◆ **Stated problem**
From the entries that follow, pick out all lines holding "jsem".
** begin Items **
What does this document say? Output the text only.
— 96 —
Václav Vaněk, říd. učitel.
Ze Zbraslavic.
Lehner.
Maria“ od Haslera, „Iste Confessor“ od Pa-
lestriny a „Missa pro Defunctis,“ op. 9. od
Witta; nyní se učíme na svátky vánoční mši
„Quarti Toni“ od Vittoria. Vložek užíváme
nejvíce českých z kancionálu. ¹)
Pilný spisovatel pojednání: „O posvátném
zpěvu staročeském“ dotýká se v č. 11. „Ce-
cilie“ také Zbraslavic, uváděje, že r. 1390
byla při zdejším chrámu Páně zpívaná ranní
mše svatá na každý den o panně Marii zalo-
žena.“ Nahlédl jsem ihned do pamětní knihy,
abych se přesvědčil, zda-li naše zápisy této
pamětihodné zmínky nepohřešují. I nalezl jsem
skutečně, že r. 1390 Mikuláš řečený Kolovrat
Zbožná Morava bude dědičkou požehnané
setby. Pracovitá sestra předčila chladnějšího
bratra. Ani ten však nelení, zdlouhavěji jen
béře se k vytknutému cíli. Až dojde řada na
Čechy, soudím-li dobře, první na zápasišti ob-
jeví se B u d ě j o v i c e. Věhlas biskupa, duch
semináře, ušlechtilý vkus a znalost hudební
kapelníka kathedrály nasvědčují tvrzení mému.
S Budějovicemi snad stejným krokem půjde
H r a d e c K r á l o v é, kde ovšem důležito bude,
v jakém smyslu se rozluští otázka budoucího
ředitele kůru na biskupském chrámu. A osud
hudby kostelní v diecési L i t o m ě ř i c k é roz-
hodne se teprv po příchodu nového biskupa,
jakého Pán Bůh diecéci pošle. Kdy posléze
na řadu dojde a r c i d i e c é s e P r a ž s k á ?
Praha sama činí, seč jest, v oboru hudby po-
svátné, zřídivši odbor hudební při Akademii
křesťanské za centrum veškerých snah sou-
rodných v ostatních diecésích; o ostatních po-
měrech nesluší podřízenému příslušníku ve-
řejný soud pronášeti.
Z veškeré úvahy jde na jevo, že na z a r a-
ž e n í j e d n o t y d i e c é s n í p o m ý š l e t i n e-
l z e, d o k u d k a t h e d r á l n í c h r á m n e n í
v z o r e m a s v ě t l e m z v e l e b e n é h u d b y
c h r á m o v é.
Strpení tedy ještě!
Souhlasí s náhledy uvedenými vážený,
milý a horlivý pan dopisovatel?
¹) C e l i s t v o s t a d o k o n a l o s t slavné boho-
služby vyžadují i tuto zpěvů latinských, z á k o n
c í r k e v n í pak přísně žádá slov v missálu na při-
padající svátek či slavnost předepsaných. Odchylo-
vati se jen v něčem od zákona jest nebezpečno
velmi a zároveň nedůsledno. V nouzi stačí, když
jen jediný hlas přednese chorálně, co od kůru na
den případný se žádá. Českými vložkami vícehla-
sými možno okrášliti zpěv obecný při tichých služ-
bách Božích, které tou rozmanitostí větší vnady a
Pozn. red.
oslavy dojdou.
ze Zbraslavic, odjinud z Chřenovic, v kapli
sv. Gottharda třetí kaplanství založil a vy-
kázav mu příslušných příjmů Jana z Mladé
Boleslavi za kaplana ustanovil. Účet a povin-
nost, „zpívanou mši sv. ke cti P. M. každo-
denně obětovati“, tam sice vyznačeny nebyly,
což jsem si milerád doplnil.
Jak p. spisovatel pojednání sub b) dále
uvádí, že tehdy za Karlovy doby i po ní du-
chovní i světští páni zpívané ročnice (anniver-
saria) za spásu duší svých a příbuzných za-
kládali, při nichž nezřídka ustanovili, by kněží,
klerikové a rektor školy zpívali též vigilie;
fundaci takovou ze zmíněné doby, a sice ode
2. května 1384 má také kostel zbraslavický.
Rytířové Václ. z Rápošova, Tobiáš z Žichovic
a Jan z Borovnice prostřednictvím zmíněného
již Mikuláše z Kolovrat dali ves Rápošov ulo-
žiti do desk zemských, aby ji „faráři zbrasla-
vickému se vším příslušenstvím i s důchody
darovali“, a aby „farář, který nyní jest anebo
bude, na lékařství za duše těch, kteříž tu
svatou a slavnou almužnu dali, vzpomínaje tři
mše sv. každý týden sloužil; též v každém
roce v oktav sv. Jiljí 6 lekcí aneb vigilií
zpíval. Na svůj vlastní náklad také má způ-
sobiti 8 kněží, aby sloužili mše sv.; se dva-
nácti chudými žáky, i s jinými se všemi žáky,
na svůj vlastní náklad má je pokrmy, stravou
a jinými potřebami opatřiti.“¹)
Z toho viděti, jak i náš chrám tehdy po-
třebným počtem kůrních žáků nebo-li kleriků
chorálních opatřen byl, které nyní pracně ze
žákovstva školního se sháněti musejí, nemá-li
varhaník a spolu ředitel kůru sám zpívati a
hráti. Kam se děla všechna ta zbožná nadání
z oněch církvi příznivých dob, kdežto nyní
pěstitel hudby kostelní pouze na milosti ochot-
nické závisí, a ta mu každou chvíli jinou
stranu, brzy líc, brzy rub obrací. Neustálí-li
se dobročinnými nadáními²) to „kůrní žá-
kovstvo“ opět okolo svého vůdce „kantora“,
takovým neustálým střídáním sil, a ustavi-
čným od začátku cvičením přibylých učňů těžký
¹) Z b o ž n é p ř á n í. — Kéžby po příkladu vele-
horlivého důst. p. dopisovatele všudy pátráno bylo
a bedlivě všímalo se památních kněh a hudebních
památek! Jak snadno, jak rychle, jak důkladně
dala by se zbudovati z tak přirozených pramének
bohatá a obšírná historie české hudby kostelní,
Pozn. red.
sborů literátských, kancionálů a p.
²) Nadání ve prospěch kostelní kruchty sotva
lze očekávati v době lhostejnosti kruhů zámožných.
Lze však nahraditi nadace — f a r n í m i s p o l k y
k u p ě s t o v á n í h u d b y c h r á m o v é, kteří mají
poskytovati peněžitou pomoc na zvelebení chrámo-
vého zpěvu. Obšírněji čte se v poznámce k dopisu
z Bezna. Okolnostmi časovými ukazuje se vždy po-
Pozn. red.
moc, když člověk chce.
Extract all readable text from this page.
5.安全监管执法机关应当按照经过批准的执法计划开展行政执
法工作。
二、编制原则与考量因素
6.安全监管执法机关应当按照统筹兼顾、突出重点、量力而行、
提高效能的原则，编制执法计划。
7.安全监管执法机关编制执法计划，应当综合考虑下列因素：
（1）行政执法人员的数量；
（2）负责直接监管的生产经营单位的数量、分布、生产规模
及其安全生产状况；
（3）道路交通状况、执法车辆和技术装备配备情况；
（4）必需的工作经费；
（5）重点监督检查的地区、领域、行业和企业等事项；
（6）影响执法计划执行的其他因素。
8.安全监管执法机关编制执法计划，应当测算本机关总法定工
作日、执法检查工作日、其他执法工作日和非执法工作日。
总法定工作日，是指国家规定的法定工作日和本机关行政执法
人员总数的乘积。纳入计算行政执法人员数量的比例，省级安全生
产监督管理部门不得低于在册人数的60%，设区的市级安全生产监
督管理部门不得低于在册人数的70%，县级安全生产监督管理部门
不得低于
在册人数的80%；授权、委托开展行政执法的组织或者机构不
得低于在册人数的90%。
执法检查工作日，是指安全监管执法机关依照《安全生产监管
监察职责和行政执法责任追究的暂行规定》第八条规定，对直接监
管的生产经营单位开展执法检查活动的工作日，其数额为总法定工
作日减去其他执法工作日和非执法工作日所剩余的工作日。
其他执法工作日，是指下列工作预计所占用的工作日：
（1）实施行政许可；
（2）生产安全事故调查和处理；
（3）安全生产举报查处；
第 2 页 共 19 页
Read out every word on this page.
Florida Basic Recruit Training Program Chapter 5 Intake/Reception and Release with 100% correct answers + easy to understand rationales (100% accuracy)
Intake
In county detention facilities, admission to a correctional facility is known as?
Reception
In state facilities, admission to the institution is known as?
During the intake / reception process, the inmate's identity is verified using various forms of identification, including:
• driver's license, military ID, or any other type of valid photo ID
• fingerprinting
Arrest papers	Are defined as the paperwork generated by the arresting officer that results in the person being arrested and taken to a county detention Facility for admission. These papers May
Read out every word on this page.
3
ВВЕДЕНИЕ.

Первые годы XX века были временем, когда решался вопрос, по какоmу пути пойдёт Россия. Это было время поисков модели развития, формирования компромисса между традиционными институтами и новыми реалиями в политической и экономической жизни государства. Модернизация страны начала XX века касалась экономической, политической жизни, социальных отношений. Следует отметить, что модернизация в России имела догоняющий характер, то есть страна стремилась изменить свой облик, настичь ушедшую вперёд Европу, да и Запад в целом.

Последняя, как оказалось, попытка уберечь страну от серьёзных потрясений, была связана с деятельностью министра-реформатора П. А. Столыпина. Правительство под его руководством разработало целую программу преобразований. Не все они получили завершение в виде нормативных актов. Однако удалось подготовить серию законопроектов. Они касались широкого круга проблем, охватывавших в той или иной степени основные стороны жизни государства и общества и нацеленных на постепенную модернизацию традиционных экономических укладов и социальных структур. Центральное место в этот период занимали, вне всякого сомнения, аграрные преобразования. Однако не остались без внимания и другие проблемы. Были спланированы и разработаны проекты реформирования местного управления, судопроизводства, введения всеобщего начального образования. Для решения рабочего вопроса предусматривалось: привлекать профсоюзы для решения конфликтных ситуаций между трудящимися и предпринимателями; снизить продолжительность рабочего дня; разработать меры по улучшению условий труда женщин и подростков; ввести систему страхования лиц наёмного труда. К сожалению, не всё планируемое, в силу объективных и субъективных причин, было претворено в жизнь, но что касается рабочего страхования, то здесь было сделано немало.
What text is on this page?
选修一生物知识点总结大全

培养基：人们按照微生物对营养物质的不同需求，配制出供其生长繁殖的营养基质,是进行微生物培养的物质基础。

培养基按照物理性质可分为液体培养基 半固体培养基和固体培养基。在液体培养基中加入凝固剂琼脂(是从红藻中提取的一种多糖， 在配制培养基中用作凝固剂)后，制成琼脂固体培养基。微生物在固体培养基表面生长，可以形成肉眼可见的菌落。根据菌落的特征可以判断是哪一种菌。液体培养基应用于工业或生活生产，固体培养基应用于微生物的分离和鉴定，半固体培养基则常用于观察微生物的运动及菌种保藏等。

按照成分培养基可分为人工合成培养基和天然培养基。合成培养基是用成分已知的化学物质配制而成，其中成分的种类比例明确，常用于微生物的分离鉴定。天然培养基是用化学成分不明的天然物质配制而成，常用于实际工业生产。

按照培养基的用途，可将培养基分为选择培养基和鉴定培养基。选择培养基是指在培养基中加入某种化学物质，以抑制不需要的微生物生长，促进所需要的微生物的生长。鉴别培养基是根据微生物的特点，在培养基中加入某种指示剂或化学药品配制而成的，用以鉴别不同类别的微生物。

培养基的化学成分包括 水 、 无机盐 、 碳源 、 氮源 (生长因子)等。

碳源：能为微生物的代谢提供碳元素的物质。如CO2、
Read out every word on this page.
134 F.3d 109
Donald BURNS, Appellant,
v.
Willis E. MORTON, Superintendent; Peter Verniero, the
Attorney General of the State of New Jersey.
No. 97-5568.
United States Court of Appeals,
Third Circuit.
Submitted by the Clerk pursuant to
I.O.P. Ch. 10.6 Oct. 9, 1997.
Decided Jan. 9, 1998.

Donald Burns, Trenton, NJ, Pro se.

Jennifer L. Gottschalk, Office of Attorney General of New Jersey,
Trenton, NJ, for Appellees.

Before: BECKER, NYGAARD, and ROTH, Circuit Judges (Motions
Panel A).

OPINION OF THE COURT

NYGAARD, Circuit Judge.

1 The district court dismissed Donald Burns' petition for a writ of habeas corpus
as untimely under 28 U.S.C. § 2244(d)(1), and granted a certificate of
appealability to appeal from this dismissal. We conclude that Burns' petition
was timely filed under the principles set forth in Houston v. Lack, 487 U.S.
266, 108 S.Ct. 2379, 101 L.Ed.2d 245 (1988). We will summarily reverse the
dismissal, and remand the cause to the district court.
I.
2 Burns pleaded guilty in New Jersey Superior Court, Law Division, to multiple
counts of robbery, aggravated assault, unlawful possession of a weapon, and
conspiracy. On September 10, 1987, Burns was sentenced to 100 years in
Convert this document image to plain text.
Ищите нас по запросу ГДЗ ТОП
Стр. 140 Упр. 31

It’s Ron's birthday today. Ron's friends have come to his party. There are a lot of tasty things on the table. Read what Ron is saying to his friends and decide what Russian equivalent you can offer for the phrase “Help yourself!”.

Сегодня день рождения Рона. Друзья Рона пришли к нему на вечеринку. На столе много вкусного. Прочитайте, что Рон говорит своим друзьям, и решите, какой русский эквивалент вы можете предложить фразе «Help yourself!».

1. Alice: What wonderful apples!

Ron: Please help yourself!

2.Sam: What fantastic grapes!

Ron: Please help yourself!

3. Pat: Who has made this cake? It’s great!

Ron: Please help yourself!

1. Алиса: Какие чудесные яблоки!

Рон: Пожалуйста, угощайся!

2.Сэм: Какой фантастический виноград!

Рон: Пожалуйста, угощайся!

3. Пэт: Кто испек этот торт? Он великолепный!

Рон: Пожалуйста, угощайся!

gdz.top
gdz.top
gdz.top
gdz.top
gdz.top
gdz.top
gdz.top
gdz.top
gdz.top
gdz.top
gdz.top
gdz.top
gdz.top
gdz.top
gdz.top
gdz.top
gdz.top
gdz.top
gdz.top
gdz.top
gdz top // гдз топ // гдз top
** end Items **
◆ **Reply**
žena.“ Nahlédl jsem ihned do pamětní knihy,
pamětihodné zmínky nepohřešují. I nalezl jsem
což jsem si milerád doplnil.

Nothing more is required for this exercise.